INSTRUCTIONS FOR THE TASK: Each record below should be output verbatim, without pictures.

◆ ◆ ◆

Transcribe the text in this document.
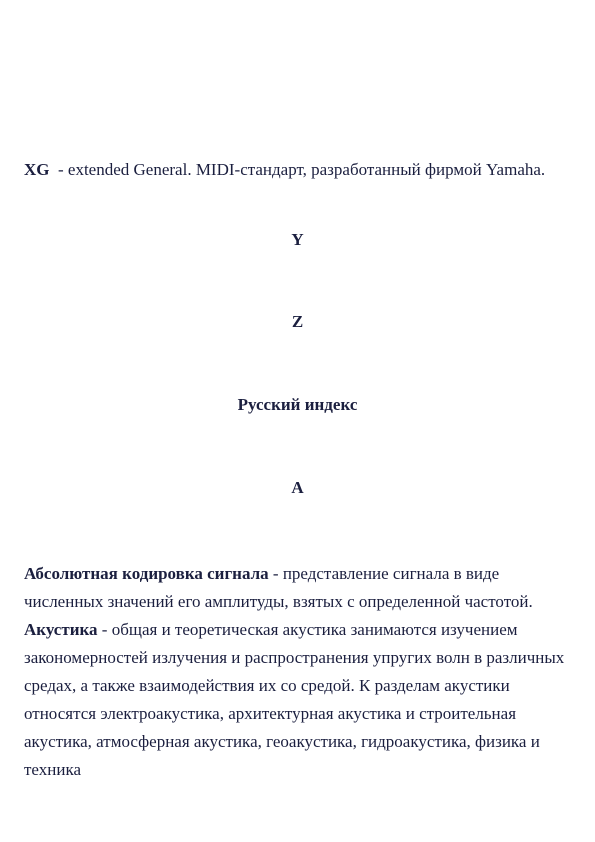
XG  - extended General. MIDI-стандарт, разработанный фирмой Yamaha.
Y
Z
Русский индекс
А
Абсолютная кодировка сигнала - представление сигнала в виде численных значений его амплитуды, взятых с определенной частотой.
Акустика - общая и теоретическая акустика занимаются изучением закономерностей излучения и распространения упругих волн в различных средах, а также взаимодействия их со средой. К разделам акустики относятся электроакустика, архитектурная акустика и строительная акустика, атмосферная акустика, геоакустика, гидроакустика, физика и техника
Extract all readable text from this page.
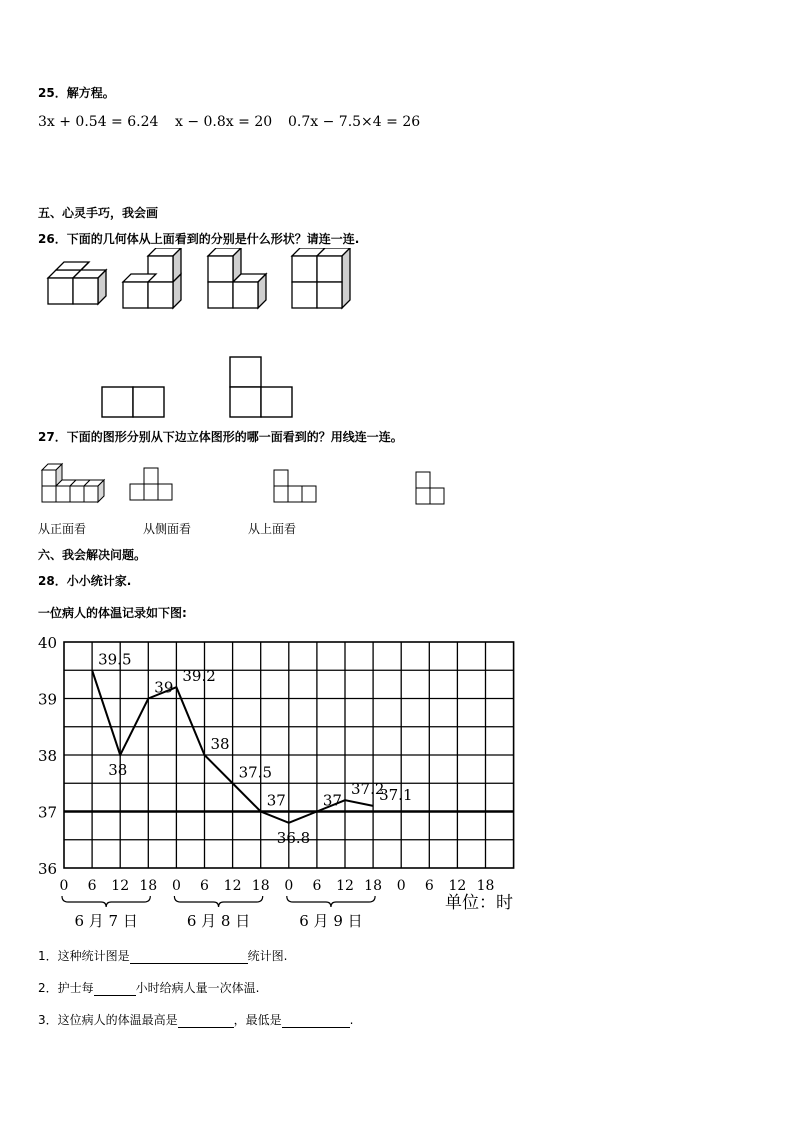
25．解方程。
3x + 0.54 = 6.24 x − 0.8x = 20 0.7x − 7.5×4 = 26
五、心灵手巧，我会画
26．下面的几何体从上面看到的分别是什么形状？请连一连.
27．下面的图形分别从下边立体图形的哪一面看到的？用线连一连。
从正面看	从侧面看	从上面看
六、我会解决问题。
28．小小统计家.
一位病人的体温记录如下图:
39.5
38
39
39.2
38
37.5
37
36.8
37
37.2
37.1
36
37
38
39
40
0 6 12 18 0 6 12 18 0 6 12 18 0 6 12 18
6 月 7 日	6 月 8 日	6 月 9 日
单位：时
1．这种统计图是	统计图.
2．护士每	小时给病人量一次体温.
3．这位病人的体温最高是	，最低是	.
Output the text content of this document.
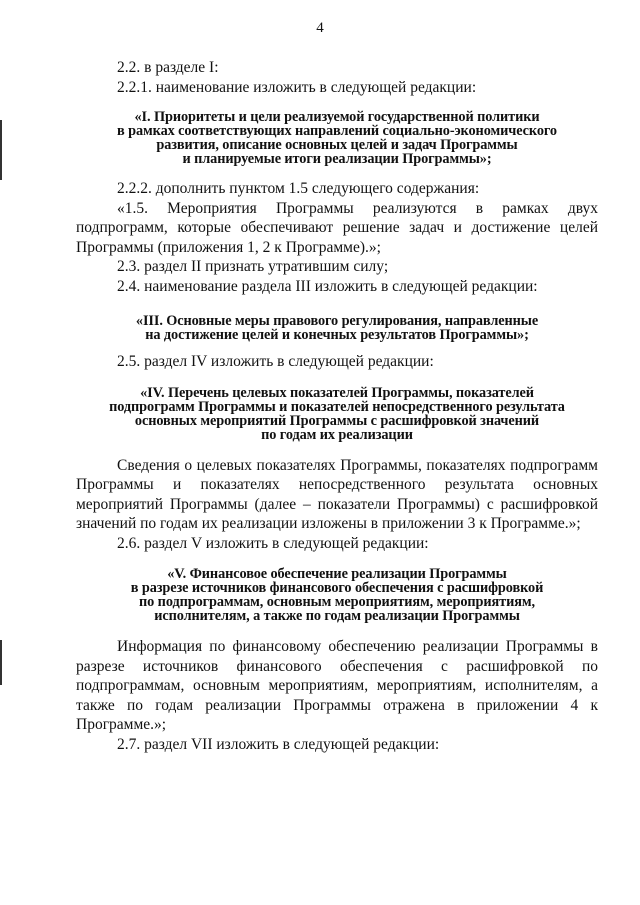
4

2.2. в разделе I:

2.2.1. наименование изложить в следующей редакции:

«I. Приоритеты и цели реализуемой государственной политики
в рамках соответствующих направлений социально-экономического
развития, описание основных целей и задач Программы
и планируемые итоги реализации Программы»;

2.2.2. дополнить пунктом 1.5 следующего содержания:

«1.5. Мероприятия Программы реализуются в рамках двух подпрограмм, которые обеспечивают решение задач и достижение целей Программы (приложения 1, 2 к Программе).»;

2.3. раздел II признать утратившим силу;

2.4. наименование раздела III изложить в следующей редакции:

«III. Основные меры правового регулирования, направленные
на достижение целей и конечных результатов Программы»;

2.5. раздел IV изложить в следующей редакции:

«IV. Перечень целевых показателей Программы, показателей
подпрограмм Программы и показателей непосредственного результата
основных мероприятий Программы с расшифровкой значений
по годам их реализации

Сведения о целевых показателях Программы, показателях подпрограмм Программы и показателях непосредственного результата основных мероприятий Программы (далее – показатели Программы) с расшифровкой значений по годам их реализации изложены в приложении 3 к Программе.»;

2.6. раздел V изложить в следующей редакции:

«V. Финансовое обеспечение реализации Программы
в разрезе источников финансового обеспечения с расшифровкой
по подпрограммам, основным мероприятиям, мероприятиям,
исполнителям, а также по годам реализации Программы

Информация по финансовому обеспечению реализации Программы в разрезе источников финансового обеспечения с расшифровкой по подпрограммам, основным мероприятиям, мероприятиям, исполнителям, а также по годам реализации Программы отражена в приложении 4 к Программе.»;

2.7. раздел VII изложить в следующей редакции:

◆ ◆ ◆

COMPLETE RESPONSE:
Transcribe the text in this document.
XG  - extended General. MIDI-стандарт, разработанный фирмой Yamaha.
Y
Z
Русский индекс
А
Абсолютная кодировка сигнала - представление сигнала в виде численных значений его амплитуды, взятых с определенной частотой.
Акустика - общая и теоретическая акустика занимаются изучением закономерностей излучения и распространения упругих волн в различных средах, а также взаимодействия их со средой. К разделам акустики относятся электроакустика, архитектурная акустика и строительная акустика, атмосферная акустика, геоакустика, гидроакустика, физика и техника
Extract all readable text from this page.
25．解方程。
3x + 0.54 = 6.24 x − 0.8x = 20 0.7x − 7.5×4 = 26
五、心灵手巧，我会画
26．下面的几何体从上面看到的分别是什么形状？请连一连.
27．下面的图形分别从下边立体图形的哪一面看到的？用线连一连。
从正面看	从侧面看	从上面看
六、我会解决问题。
28．小小统计家.
一位病人的体温记录如下图:
39.5
38
39
39.2
38
37.5
37
36.8
37
37.2
37.1
36
37
38
39
40
0 6 12 18 0 6 12 18 0 6 12 18 0 6 12 18
6 月 7 日	6 月 8 日	6 月 9 日
单位：时
1．这种统计图是	统计图.
2．护士每	小时给病人量一次体温.
3．这位病人的体温最高是	，最低是	.
Output the text content of this document.
4

2.2. в разделе I:

2.2.1. наименование изложить в следующей редакции:

«I. Приоритеты и цели реализуемой государственной политики
в рамках соответствующих направлений социально-экономического
развития, описание основных целей и задач Программы
и планируемые итоги реализации Программы»;

2.2.2. дополнить пунктом 1.5 следующего содержания:

«1.5. Мероприятия Программы реализуются в рамках двух подпрограмм, которые обеспечивают решение задач и достижение целей Программы (приложения 1, 2 к Программе).»;

2.3. раздел II признать утратившим силу;

2.4. наименование раздела III изложить в следующей редакции:

«III. Основные меры правового регулирования, направленные
на достижение целей и конечных результатов Программы»;

2.5. раздел IV изложить в следующей редакции:

«IV. Перечень целевых показателей Программы, показателей
подпрограмм Программы и показателей непосредственного результата
основных мероприятий Программы с расшифровкой значений
по годам их реализации

Сведения о целевых показателях Программы, показателях подпрограмм Программы и показателях непосредственного результата основных мероприятий Программы (далее – показатели Программы) с расшифровкой значений по годам их реализации изложены в приложении 3 к Программе.»;

2.6. раздел V изложить в следующей редакции:

«V. Финансовое обеспечение реализации Программы
в разрезе источников финансового обеспечения с расшифровкой
по подпрограммам, основным мероприятиям, мероприятиям,
исполнителям, а также по годам реализации Программы

Информация по финансовому обеспечению реализации Программы в разрезе источников финансового обеспечения с расшифровкой по подпрограммам, основным мероприятиям, мероприятиям, исполнителям, а также по годам реализации Программы отражена в приложении 4 к Программе.»;

2.7. раздел VII изложить в следующей редакции:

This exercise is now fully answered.